**WORK INSTRUCTIONS:** Copy every line in which the string "Surabaya" occurs.

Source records
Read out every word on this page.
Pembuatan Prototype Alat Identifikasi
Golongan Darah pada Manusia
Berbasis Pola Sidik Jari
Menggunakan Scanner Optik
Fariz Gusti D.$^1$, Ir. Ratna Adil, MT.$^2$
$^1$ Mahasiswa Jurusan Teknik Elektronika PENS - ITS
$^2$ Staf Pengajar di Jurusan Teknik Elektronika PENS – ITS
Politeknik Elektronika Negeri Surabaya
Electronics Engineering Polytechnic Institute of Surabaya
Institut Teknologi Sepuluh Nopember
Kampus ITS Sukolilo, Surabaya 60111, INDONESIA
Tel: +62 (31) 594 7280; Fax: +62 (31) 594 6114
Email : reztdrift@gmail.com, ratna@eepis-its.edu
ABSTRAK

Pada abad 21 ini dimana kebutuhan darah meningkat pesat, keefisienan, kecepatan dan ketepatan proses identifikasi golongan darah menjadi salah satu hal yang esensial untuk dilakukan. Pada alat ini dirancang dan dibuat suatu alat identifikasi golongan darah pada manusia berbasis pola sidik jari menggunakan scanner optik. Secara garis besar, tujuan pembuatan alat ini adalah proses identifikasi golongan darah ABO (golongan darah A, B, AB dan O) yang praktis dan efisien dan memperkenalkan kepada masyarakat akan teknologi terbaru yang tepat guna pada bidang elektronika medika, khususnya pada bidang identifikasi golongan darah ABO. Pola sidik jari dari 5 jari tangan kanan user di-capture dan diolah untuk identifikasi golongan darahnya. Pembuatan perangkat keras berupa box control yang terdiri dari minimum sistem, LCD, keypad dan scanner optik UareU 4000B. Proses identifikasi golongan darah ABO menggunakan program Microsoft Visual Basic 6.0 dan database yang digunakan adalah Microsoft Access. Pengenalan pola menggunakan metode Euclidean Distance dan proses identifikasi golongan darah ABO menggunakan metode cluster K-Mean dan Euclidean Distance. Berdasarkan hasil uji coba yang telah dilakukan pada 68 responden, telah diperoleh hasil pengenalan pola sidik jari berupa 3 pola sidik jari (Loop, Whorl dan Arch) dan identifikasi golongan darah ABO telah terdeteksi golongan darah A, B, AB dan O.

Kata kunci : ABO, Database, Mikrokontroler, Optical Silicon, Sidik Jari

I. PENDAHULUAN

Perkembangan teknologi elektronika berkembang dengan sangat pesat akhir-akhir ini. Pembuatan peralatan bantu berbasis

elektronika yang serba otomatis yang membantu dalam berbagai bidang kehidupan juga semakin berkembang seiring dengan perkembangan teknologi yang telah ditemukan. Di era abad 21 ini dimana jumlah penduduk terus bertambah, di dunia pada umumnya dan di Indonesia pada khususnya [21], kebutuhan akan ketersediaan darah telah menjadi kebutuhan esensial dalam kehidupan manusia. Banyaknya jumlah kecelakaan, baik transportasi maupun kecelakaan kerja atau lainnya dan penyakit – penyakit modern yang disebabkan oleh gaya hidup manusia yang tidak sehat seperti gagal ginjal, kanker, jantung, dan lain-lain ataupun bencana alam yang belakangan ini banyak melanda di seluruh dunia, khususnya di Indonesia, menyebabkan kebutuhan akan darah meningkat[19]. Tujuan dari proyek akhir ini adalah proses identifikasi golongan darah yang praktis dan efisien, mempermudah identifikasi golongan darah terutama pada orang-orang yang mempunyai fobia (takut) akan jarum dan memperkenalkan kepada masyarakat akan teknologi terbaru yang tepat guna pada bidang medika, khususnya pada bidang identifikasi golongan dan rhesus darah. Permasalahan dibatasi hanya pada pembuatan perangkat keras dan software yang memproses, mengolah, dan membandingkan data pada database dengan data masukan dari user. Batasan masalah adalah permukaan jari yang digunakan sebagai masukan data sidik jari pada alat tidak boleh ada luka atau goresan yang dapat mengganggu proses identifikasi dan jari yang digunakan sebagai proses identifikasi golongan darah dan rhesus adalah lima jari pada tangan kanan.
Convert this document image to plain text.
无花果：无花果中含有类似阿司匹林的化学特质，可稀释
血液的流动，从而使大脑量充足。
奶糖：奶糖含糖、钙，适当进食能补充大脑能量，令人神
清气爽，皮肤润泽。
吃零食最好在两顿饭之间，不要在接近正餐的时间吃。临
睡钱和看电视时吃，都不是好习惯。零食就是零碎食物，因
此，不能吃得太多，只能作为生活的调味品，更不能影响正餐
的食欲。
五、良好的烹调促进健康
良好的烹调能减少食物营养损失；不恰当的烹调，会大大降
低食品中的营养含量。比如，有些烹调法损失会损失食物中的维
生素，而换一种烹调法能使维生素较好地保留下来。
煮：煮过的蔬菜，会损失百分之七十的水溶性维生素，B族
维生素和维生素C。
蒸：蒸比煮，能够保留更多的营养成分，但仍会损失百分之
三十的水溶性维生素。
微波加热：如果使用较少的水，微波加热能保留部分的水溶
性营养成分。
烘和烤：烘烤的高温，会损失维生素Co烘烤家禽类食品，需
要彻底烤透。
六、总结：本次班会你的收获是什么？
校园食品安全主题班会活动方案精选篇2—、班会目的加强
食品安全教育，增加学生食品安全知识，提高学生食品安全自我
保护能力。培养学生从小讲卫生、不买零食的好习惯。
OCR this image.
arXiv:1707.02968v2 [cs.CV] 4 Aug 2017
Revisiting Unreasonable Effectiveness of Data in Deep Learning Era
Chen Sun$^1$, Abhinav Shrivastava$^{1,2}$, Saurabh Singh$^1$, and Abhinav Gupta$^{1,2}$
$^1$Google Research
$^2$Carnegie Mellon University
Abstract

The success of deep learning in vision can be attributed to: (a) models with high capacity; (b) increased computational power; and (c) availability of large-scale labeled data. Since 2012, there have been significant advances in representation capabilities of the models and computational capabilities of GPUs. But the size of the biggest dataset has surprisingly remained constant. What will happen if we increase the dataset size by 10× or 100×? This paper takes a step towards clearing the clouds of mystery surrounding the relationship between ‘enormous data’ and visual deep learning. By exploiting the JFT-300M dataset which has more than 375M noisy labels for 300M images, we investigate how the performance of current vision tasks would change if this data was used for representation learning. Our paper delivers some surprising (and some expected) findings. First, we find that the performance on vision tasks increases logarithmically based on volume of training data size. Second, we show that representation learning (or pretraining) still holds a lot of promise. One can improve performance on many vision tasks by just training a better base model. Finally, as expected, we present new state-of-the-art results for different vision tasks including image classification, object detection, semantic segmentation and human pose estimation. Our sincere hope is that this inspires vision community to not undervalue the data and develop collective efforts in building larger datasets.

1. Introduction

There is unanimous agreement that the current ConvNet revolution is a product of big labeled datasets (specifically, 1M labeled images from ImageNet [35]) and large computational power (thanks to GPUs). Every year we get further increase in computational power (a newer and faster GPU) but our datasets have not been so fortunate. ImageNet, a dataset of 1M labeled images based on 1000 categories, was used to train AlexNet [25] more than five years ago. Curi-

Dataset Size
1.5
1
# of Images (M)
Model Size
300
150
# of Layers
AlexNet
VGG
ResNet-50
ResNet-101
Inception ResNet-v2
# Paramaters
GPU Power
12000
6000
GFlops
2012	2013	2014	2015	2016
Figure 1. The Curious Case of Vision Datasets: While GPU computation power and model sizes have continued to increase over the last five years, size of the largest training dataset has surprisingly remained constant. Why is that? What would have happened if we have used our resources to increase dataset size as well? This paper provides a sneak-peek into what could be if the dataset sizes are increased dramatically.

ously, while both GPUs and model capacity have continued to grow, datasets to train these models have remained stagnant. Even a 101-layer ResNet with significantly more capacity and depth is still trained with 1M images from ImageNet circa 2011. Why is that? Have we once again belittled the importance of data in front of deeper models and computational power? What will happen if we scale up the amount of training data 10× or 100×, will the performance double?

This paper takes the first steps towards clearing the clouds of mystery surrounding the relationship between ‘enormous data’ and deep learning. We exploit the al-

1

**THE REPLY:**
Politeknik Elektronika Negeri Surabaya
Electronics Engineering Polytechnic Institute of Surabaya
Kampus ITS Sukolilo, Surabaya 60111, INDONESIA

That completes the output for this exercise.